> [Task directions]: Show all lines from the listing below that contain "bulb".

[Records contained in a dataset]
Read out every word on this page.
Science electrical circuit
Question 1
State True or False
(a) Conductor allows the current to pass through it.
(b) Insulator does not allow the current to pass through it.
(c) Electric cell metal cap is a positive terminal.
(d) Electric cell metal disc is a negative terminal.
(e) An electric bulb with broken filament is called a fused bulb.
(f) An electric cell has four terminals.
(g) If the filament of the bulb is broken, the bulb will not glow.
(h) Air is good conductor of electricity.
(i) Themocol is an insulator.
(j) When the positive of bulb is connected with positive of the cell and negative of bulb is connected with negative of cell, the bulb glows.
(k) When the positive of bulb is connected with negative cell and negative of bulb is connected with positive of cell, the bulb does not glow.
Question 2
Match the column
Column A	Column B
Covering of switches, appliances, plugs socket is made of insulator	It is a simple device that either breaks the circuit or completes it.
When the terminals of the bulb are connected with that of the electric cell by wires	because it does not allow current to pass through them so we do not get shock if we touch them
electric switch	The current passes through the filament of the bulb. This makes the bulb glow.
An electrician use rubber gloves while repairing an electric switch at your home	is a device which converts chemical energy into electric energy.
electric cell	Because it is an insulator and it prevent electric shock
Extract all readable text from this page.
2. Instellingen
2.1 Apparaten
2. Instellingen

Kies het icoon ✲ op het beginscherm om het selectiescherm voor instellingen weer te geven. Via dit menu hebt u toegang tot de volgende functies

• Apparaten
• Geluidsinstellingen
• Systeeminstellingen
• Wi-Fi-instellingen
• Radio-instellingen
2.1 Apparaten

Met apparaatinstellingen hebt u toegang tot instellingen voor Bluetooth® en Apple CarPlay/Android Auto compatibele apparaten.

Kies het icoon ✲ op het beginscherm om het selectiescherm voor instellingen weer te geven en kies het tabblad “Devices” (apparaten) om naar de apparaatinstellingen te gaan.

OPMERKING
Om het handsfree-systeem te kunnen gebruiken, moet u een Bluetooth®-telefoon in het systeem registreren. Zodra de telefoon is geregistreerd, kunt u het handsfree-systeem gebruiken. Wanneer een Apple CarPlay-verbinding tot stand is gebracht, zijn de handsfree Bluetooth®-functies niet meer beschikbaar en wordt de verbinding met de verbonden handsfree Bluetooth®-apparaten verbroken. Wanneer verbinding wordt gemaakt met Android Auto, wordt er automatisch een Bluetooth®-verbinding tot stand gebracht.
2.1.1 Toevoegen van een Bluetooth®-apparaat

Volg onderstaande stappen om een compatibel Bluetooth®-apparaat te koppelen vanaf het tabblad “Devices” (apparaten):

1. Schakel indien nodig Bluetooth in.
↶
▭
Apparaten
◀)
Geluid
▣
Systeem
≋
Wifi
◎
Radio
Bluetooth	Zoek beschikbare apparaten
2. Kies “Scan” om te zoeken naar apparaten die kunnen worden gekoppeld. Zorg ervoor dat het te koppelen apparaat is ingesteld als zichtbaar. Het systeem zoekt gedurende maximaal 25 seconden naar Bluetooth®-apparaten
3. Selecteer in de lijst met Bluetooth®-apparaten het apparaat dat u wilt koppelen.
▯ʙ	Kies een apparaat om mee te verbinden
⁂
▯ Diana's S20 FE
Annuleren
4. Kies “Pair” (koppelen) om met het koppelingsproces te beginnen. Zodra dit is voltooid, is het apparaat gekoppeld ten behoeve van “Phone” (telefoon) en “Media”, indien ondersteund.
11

> [Output]:
(e) An electric bulb with broken filament is called a fused bulb.
(g) If the filament of the bulb is broken, the bulb will not glow.
(j) When the positive of bulb is connected with positive of the cell and negative of bulb is connected with negative of cell, the bulb glows.
(k) When the positive of bulb is connected with negative cell and negative of bulb is connected with positive of cell, the bulb does not glow.
When the terminals of the bulb are connected with that of the electric cell by wires	because it does not allow current to pass through them so we do not get shock if we touch them
electric switch	The current passes through the filament of the bulb. This makes the bulb glow.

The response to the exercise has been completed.